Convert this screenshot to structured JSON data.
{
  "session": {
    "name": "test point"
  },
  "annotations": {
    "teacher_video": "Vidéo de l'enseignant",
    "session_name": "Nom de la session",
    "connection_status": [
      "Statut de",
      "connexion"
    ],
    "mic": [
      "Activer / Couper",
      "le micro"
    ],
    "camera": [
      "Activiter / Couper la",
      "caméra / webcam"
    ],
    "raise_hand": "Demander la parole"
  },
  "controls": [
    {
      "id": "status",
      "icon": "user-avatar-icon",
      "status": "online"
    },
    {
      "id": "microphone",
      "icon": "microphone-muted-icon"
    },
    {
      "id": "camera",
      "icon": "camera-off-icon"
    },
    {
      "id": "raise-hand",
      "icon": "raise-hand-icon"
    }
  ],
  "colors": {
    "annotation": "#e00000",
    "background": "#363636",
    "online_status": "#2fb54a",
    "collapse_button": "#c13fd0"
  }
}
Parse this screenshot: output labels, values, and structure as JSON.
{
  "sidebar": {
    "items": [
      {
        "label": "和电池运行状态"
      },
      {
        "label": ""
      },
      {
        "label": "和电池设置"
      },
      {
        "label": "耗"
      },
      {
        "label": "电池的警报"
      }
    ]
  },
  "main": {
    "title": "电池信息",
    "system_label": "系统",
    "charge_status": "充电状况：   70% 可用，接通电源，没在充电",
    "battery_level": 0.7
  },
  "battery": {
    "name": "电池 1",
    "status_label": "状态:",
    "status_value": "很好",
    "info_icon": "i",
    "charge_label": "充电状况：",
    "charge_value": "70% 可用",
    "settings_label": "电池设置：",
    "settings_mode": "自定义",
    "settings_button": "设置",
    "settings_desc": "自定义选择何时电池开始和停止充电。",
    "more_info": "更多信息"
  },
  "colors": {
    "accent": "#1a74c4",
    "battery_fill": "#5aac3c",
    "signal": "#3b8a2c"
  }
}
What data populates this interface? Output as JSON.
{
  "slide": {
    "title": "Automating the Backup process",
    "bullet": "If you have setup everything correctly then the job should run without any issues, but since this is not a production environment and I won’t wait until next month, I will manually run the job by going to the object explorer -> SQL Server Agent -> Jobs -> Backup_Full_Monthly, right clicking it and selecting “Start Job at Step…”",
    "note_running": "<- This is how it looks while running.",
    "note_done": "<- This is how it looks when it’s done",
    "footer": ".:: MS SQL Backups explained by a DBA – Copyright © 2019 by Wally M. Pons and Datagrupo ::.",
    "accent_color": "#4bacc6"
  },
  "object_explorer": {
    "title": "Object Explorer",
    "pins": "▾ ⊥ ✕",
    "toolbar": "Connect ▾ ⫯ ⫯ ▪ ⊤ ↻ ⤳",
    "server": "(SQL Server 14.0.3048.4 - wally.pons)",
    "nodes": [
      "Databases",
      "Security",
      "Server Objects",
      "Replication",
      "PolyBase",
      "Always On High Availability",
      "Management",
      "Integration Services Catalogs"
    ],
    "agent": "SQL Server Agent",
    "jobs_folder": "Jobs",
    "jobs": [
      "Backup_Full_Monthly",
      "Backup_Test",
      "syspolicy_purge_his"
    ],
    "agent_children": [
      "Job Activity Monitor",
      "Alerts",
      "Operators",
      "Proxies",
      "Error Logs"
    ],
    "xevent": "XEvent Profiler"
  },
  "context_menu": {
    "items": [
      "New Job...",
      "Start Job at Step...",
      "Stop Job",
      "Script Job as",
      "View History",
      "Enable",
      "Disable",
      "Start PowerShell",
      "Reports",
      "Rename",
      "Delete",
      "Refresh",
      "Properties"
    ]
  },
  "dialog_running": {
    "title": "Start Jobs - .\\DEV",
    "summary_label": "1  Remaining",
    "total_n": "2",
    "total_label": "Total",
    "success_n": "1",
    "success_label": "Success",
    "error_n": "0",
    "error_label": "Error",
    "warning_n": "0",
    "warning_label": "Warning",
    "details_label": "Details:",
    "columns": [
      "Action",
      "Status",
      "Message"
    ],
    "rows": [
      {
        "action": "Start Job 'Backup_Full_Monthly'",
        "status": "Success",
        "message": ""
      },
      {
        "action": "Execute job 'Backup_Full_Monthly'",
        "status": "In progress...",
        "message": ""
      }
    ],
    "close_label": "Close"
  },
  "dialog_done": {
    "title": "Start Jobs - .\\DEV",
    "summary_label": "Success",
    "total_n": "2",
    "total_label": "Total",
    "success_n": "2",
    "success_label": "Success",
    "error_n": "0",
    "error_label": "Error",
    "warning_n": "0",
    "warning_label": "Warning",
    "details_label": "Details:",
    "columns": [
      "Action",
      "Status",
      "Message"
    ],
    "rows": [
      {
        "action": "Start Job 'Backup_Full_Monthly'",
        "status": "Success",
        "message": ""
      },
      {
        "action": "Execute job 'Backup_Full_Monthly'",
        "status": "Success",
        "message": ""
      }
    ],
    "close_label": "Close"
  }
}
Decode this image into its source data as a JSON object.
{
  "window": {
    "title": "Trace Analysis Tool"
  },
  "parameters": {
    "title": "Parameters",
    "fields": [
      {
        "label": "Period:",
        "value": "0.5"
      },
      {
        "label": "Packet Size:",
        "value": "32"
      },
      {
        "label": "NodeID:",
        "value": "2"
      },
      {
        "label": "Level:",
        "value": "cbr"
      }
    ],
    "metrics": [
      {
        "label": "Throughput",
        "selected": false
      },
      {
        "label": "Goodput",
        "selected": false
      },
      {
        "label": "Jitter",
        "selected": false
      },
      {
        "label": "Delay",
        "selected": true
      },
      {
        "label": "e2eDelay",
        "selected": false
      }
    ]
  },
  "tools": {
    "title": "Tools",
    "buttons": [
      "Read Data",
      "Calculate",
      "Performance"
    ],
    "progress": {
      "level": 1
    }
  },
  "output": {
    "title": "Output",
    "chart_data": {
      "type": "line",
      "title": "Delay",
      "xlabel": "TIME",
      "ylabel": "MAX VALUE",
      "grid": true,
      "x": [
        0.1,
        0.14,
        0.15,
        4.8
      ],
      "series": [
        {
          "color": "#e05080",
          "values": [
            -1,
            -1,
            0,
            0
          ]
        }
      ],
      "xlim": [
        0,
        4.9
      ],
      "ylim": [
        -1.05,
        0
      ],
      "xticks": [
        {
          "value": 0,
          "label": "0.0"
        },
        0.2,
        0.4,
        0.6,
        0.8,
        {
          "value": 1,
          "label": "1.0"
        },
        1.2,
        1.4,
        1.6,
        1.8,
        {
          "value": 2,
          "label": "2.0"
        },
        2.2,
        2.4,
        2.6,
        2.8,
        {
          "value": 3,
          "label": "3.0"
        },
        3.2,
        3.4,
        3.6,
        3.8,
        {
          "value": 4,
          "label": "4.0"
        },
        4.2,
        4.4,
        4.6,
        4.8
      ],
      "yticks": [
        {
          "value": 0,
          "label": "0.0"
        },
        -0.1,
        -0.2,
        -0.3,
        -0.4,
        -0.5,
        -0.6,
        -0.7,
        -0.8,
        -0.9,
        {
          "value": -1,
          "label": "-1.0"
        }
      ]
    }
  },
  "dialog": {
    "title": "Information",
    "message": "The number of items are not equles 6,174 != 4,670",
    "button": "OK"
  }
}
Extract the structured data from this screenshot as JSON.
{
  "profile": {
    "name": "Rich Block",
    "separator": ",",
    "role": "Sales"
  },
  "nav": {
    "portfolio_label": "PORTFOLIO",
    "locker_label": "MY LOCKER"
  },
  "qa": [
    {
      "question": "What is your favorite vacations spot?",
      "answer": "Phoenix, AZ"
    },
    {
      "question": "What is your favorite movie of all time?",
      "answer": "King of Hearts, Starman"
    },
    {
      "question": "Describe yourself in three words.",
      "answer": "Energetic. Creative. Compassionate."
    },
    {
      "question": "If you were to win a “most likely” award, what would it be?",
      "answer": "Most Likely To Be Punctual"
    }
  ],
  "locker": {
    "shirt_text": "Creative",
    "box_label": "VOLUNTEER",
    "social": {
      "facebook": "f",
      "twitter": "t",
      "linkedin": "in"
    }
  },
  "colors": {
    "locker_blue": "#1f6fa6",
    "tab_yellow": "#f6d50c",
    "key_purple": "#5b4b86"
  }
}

-.-.-

- **EXERCISE REQUIREMENTS**
Retype, exactly and only, the lines running from the one with "Extract the structured" through the final line of the listing above.

- **SOLVED PROBLEM**
Extract the structured data from this screenshot as JSON.
{
  "profile": {
    "name": "Rich Block",
    "separator": ",",
    "role": "Sales"
  },
  "nav": {
    "portfolio_label": "PORTFOLIO",
    "locker_label": "MY LOCKER"
  },
  "qa": [
    {
      "question": "What is your favorite vacations spot?",
      "answer": "Phoenix, AZ"
    },
    {
      "question": "What is your favorite movie of all time?",
      "answer": "King of Hearts, Starman"
    },
    {
      "question": "Describe yourself in three words.",
      "answer": "Energetic. Creative. Compassionate."
    },
    {
      "question": "If you were to win a “most likely” award, what would it be?",
      "answer": "Most Likely To Be Punctual"
    }
  ],
  "locker": {
    "shirt_text": "Creative",
    "box_label": "VOLUNTEER",
    "social": {
      "facebook": "f",
      "twitter": "t",
      "linkedin": "in"
    }
  },
  "colors": {
    "locker_blue": "#1f6fa6",
    "tab_yellow": "#f6d50c",
    "key_purple": "#5b4b86"
  }
}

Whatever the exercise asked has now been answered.